## Begin

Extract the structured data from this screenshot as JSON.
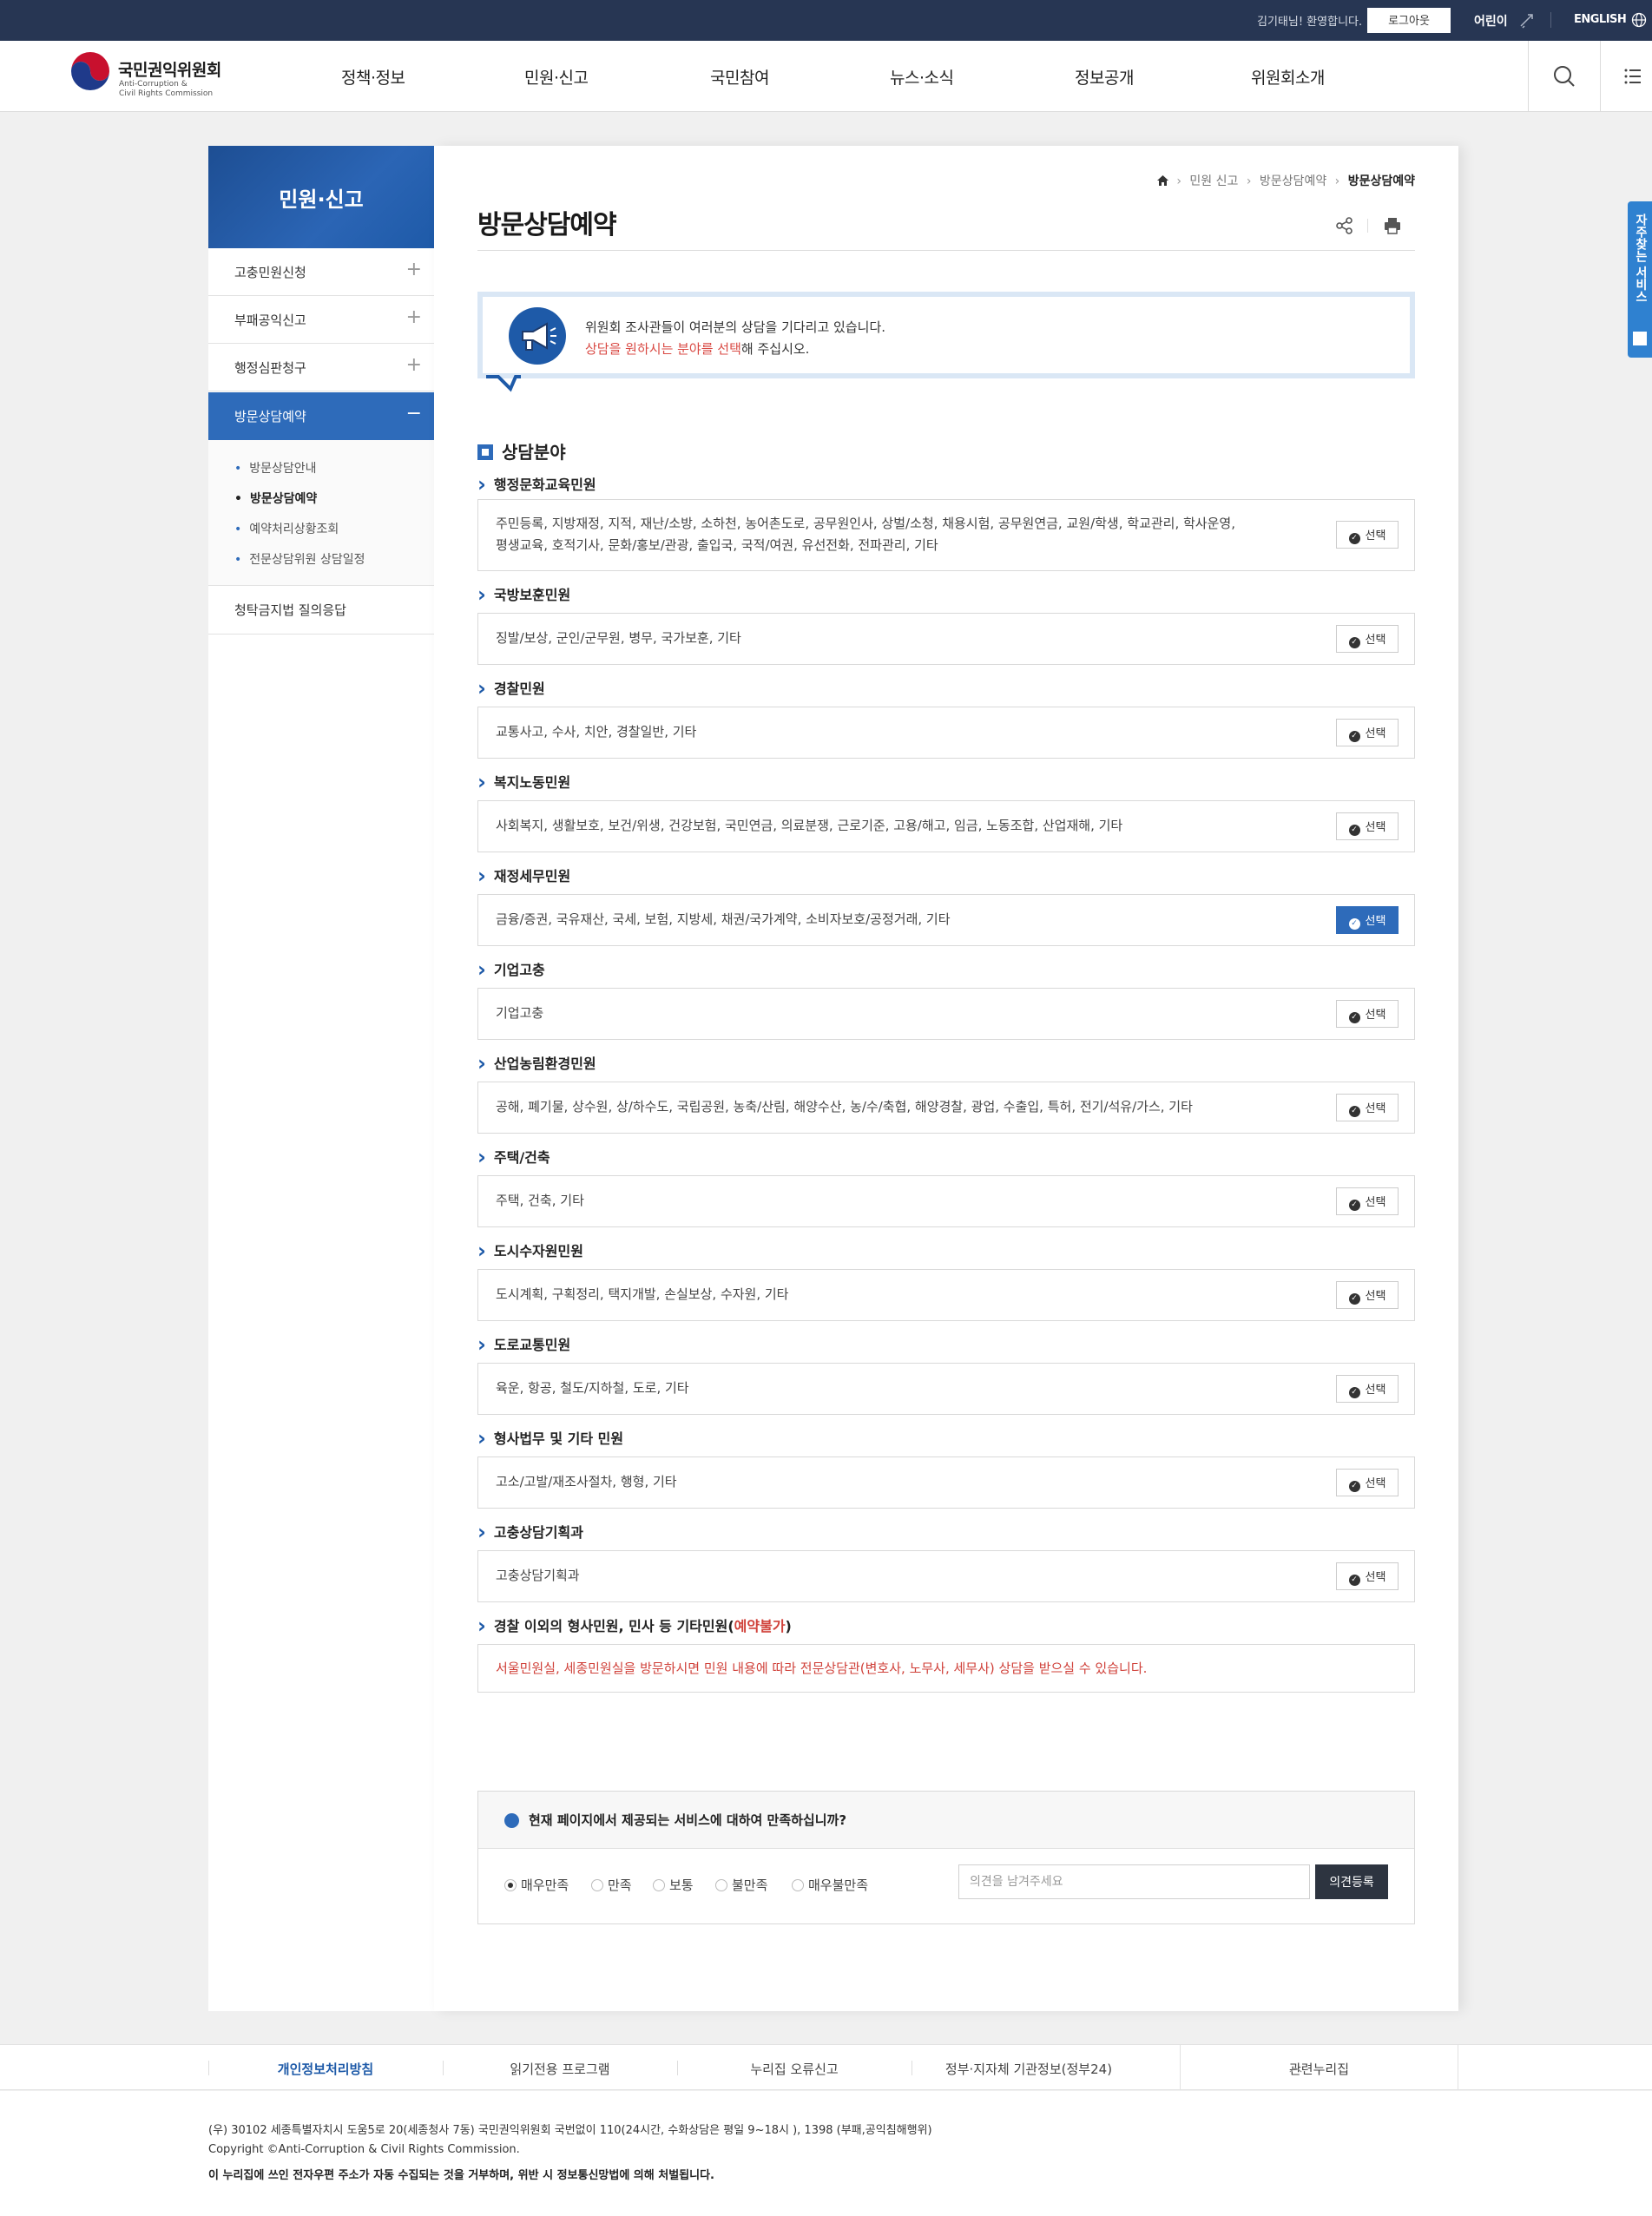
{
  "topbar": {
    "welcome": "김기태님! 환영합니다.",
    "logout": "로그아웃",
    "kids": "어린이",
    "english": "ENGLISH"
  },
  "header": {
    "logo_ko": "국민권익위원회",
    "logo_en1": "Anti-Corruption &",
    "logo_en2": "Civil Rights Commission",
    "nav": [
      "정책·정보",
      "민원·신고",
      "국민참여",
      "뉴스·소식",
      "정보공개",
      "위원회소개"
    ]
  },
  "sidetab": {
    "label": "자주찾는 서비스"
  },
  "lnb": {
    "title": "민원·신고",
    "items": [
      "고충민원신청",
      "부패공익신고",
      "행정심판청구",
      "방문상담예약",
      "청탁금지법 질의응답"
    ],
    "toggles": [
      "+",
      "+",
      "+",
      "−"
    ],
    "sub": [
      "방문상담안내",
      "방문상담예약",
      "예약처리상황조회",
      "전문상담위원 상담일정"
    ]
  },
  "breadcrumb": {
    "items": [
      "민원 신고",
      "방문상담예약"
    ],
    "current": "방문상담예약"
  },
  "page": {
    "title": "방문상담예약"
  },
  "notice": {
    "line1": "위원회 조사관들이 여러분의 상담을 기다리고 있습니다.",
    "line2_red": "상담을 원하시는 분야를 선택",
    "line2_rest": "해 주십시오."
  },
  "section": {
    "title": "상담분야"
  },
  "select_label": "선택",
  "categories": [
    {
      "title": "행정문화교육민원",
      "desc1": "주민등록, 지방재정, 지적, 재난/소방, 소하천, 농어촌도로, 공무원인사, 상벌/소청, 채용시험, 공무원연금, 교원/학생, 학교관리, 학사운영,",
      "desc2": "평생교육, 호적기사, 문화/홍보/관광, 출입국, 국적/여권, 유선전화, 전파관리, 기타"
    },
    {
      "title": "국방보훈민원",
      "desc1": "징발/보상, 군인/군무원, 병무, 국가보훈, 기타"
    },
    {
      "title": "경찰민원",
      "desc1": "교통사고, 수사, 치안, 경찰일반, 기타"
    },
    {
      "title": "복지노동민원",
      "desc1": "사회복지, 생활보호, 보건/위생, 건강보험, 국민연금, 의료분쟁, 근로기준, 고용/해고, 임금, 노동조합, 산업재해, 기타"
    },
    {
      "title": "재정세무민원",
      "desc1": "금융/증권, 국유재산, 국세, 보험, 지방세, 채권/국가계약, 소비자보호/공정거래, 기타"
    },
    {
      "title": "기업고충",
      "desc1": "기업고충"
    },
    {
      "title": "산업농림환경민원",
      "desc1": "공해, 폐기물, 상수원, 상/하수도, 국립공원, 농축/산림, 해양수산, 농/수/축협, 해양경찰, 광업, 수출입, 특허, 전기/석유/가스, 기타"
    },
    {
      "title": "주택/건축",
      "desc1": "주택, 건축, 기타"
    },
    {
      "title": "도시수자원민원",
      "desc1": "도시계획, 구획정리, 택지개발, 손실보상, 수자원, 기타"
    },
    {
      "title": "도로교통민원",
      "desc1": "육운, 항공, 철도/지하철, 도로, 기타"
    },
    {
      "title": "형사법무 및 기타 민원",
      "desc1": "고소/고발/재조사절차, 행형, 기타"
    },
    {
      "title": "고충상담기획과",
      "desc1": "고충상담기획과"
    }
  ],
  "last_category": {
    "title": "경찰 이외의 형사민원, 민사 등 기타민원(",
    "title_red": "예약불가",
    "title_end": ")",
    "desc": "서울민원실, 세종민원실을 방문하시면 민원 내용에 따라 전문상담관(변호사, 노무사, 세무사) 상담을 받으실 수 있습니다."
  },
  "survey": {
    "question": "현재 페이지에서 제공되는 서비스에 대하여 만족하십니까?",
    "options": [
      "매우만족",
      "만족",
      "보통",
      "불만족",
      "매우불만족"
    ],
    "placeholder": "의견을 남겨주세요",
    "submit": "의견등록"
  },
  "footer": {
    "links": [
      "개인정보처리방침",
      "읽기전용 프로그램",
      "누리집 오류신고",
      "정부·지자체 기관정보(정부24)"
    ],
    "related": "관련누리집",
    "address": "(우) 30102 세종특별자치시 도움5로 20(세종청사 7동) 국민권익위원회     국번없이 110(24시간, 수화상담은 평일 9~18시 ), 1398 (부패,공익침해행위)",
    "copyright": "Copyright ©Anti-Corruption & Civil Rights Commission.",
    "law": "이 누리집에 쓰인 전자우편 주소가 자동 수집되는 것을 거부하며, 위반 시 정보통신망법에 의해 처벌됩니다."
  },
  "colors": {
    "primary": "#2e6bba",
    "topbar": "#273653",
    "warning": "#d0413a"
  }
}
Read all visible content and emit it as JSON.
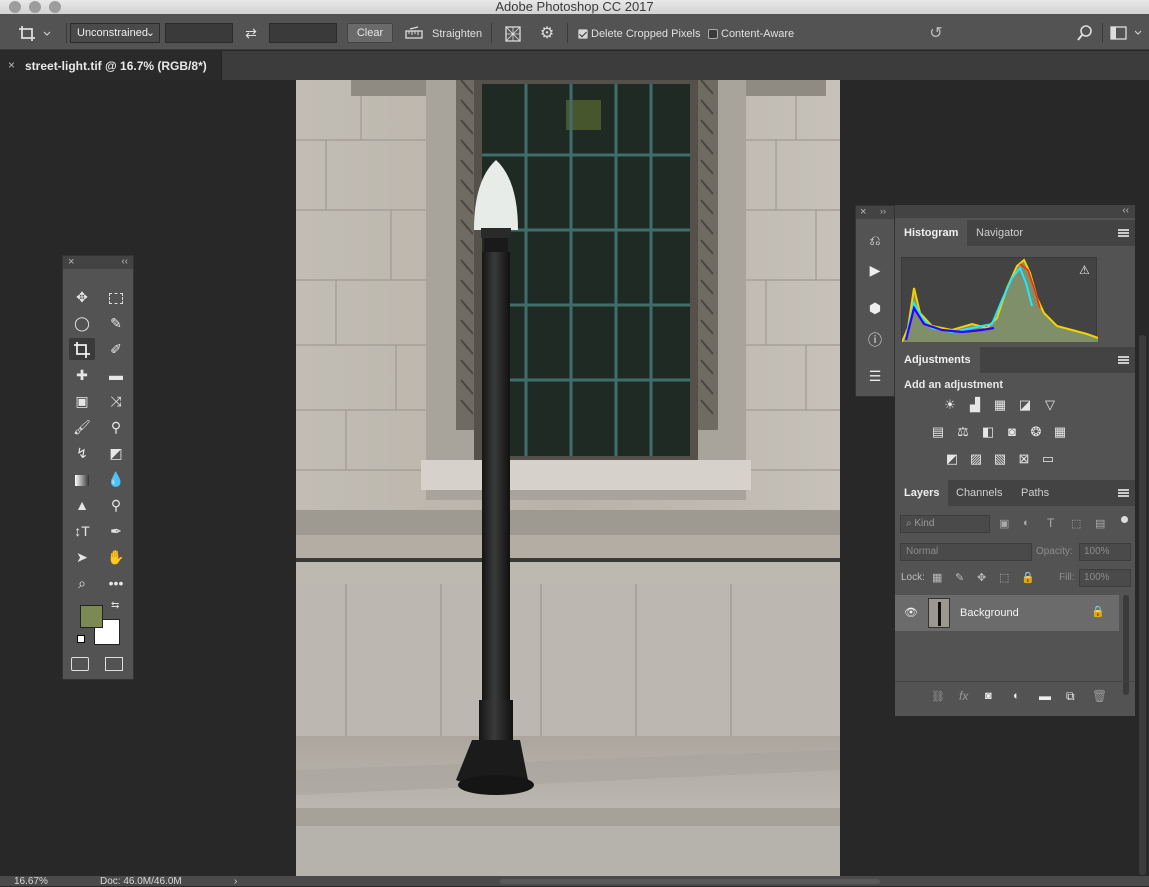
{
  "window": {
    "title": "Adobe Photoshop CC 2017"
  },
  "options_bar": {
    "ratio_preset": "Unconstrained",
    "clear_label": "Clear",
    "straighten_label": "Straighten",
    "delete_cropped_label": "Delete Cropped Pixels",
    "delete_cropped_checked": true,
    "content_aware_label": "Content-Aware",
    "content_aware_checked": false
  },
  "document_tab": {
    "label": "street-light.tif @ 16.7% (RGB/8*)"
  },
  "histogram_panel": {
    "tabs": [
      "Histogram",
      "Navigator"
    ],
    "active": "Histogram"
  },
  "adjustments_panel": {
    "tab": "Adjustments",
    "heading": "Add an adjustment"
  },
  "layers_panel": {
    "tabs": [
      "Layers",
      "Channels",
      "Paths"
    ],
    "active": "Layers",
    "filter_placeholder": "Kind",
    "blend_mode": "Normal",
    "opacity_label": "Opacity:",
    "opacity_value": "100%",
    "lock_label": "Lock:",
    "fill_label": "Fill:",
    "fill_value": "100%",
    "layers": [
      {
        "name": "Background",
        "visible": true,
        "locked": true
      }
    ]
  },
  "status_bar": {
    "zoom": "16.67%",
    "doc_info": "Doc: 46.0M/46.0M"
  },
  "colors": {
    "foreground": "#7b8a53",
    "background": "#ffffff",
    "accent_ui": "#535353"
  }
}
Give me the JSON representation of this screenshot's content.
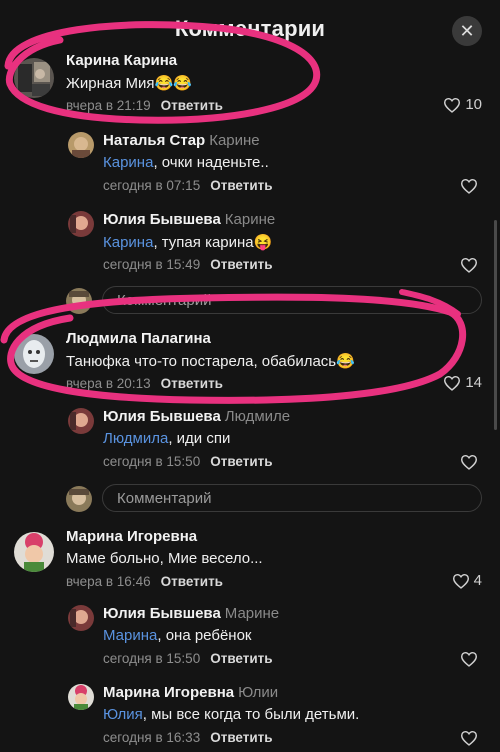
{
  "header": {
    "title": "Комментарии",
    "close_icon": "close-icon"
  },
  "reply_placeholder": "Комментарий",
  "comments": [
    {
      "author": "Карина Карина",
      "text": "Жирная Мия😂😂",
      "time": "вчера в 21:19",
      "reply_label": "Ответить",
      "likes": "10"
    },
    {
      "author": "Наталья Стар",
      "reply_to": "Карине",
      "mention": "Карина",
      "text": ", очки наденьте..",
      "time": "сегодня в 07:15",
      "reply_label": "Ответить",
      "likes": ""
    },
    {
      "author": "Юлия Бывшева",
      "reply_to": "Карине",
      "mention": "Карина",
      "text": ", тупая карина😝",
      "time": "сегодня в 15:49",
      "reply_label": "Ответить",
      "likes": ""
    },
    {
      "author": "Людмила Палагина",
      "text": "Танюфка что-то постарела, обабилась😂",
      "time": "вчера в 20:13",
      "reply_label": "Ответить",
      "likes": "14"
    },
    {
      "author": "Юлия Бывшева",
      "reply_to": "Людмиле",
      "mention": "Людмила",
      "text": ", иди спи",
      "time": "сегодня в 15:50",
      "reply_label": "Ответить",
      "likes": ""
    },
    {
      "author": "Марина Игоревна",
      "text": "Маме больно, Мие весело...",
      "time": "вчера в 16:46",
      "reply_label": "Ответить",
      "likes": "4"
    },
    {
      "author": "Юлия Бывшева",
      "reply_to": "Марине",
      "mention": "Марина",
      "text": ", она ребёнок",
      "time": "сегодня в 15:50",
      "reply_label": "Ответить",
      "likes": ""
    },
    {
      "author": "Марина Игоревна",
      "reply_to": "Юлии",
      "mention": "Юлия",
      "text": ", мы все когда то были детьми.",
      "time": "сегодня в 16:33",
      "reply_label": "Ответить",
      "likes": ""
    }
  ],
  "colors": {
    "background": "#141414",
    "mention": "#5a93e0",
    "highlight": "#e8317f"
  }
}
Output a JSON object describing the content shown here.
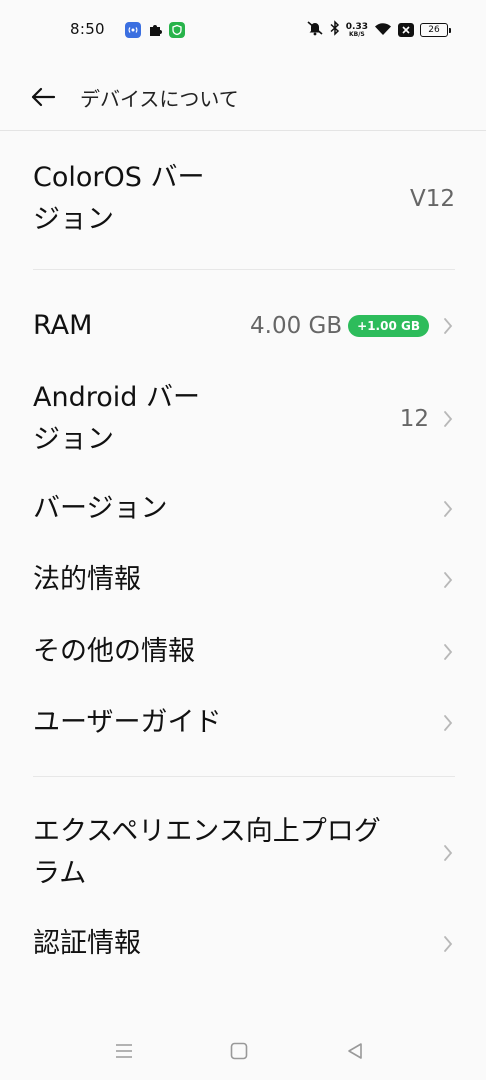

## End

▶ Task description
Using the records above, copy each line that contains "this".

▶ Task answer
Extract the structured data from this screenshot as JSON.
Give me the JSON representation of this screenshot's content.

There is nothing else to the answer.